Do this. Collect each line containing "可以获得银行指定额度内的贷款".
━━ Record excerpts
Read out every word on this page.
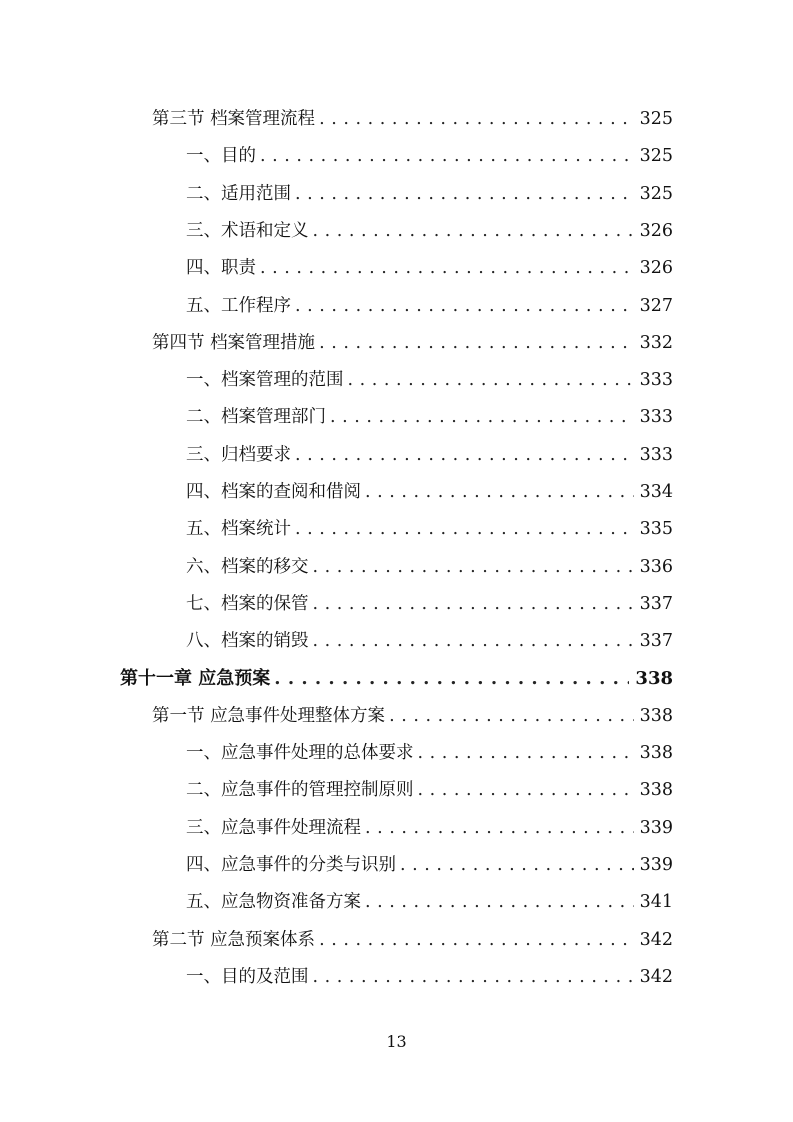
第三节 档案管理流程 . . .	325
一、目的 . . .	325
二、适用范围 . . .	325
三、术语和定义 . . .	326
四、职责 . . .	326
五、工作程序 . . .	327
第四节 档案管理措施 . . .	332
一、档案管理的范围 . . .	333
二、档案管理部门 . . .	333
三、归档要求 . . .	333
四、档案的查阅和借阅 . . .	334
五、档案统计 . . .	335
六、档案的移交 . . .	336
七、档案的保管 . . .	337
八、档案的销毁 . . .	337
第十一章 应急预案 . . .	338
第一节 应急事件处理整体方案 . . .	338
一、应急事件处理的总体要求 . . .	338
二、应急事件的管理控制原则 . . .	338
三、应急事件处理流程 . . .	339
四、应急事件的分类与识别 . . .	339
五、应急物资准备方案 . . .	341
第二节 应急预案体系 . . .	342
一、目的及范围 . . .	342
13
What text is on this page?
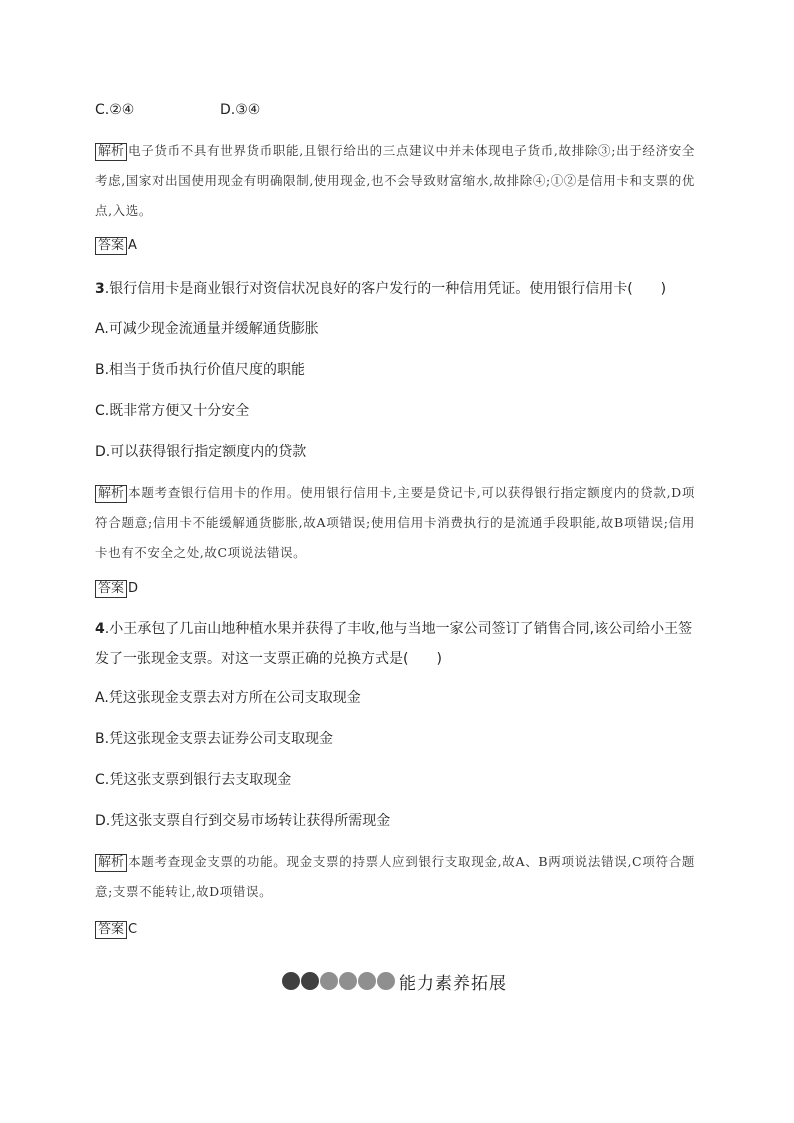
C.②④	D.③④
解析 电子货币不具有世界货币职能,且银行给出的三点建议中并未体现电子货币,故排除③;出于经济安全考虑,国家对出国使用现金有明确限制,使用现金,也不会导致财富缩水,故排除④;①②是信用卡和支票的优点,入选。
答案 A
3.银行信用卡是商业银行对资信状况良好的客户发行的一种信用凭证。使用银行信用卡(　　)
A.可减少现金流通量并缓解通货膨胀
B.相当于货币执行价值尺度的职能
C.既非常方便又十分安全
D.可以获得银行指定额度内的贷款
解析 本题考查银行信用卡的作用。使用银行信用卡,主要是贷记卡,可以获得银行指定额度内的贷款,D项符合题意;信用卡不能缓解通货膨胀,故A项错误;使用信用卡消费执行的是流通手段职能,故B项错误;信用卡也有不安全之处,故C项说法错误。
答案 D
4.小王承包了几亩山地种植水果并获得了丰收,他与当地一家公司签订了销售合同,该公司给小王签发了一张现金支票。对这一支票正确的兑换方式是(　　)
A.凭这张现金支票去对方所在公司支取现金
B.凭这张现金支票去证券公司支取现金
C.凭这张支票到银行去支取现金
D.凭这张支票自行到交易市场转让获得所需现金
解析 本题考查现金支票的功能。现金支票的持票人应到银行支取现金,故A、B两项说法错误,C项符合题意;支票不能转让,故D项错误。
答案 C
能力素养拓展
━━━━
Result.
D.可以获得银行指定额度内的贷款
解析 本题考查银行信用卡的作用。使用银行信用卡,主要是贷记卡,可以获得银行指定额度内的贷款,D项符合题意;信用卡不能缓解通货膨胀,故A项错误;使用信用卡消费执行的是流通手段职能,故B项错误;信用卡也有不安全之处,故C项说法错误。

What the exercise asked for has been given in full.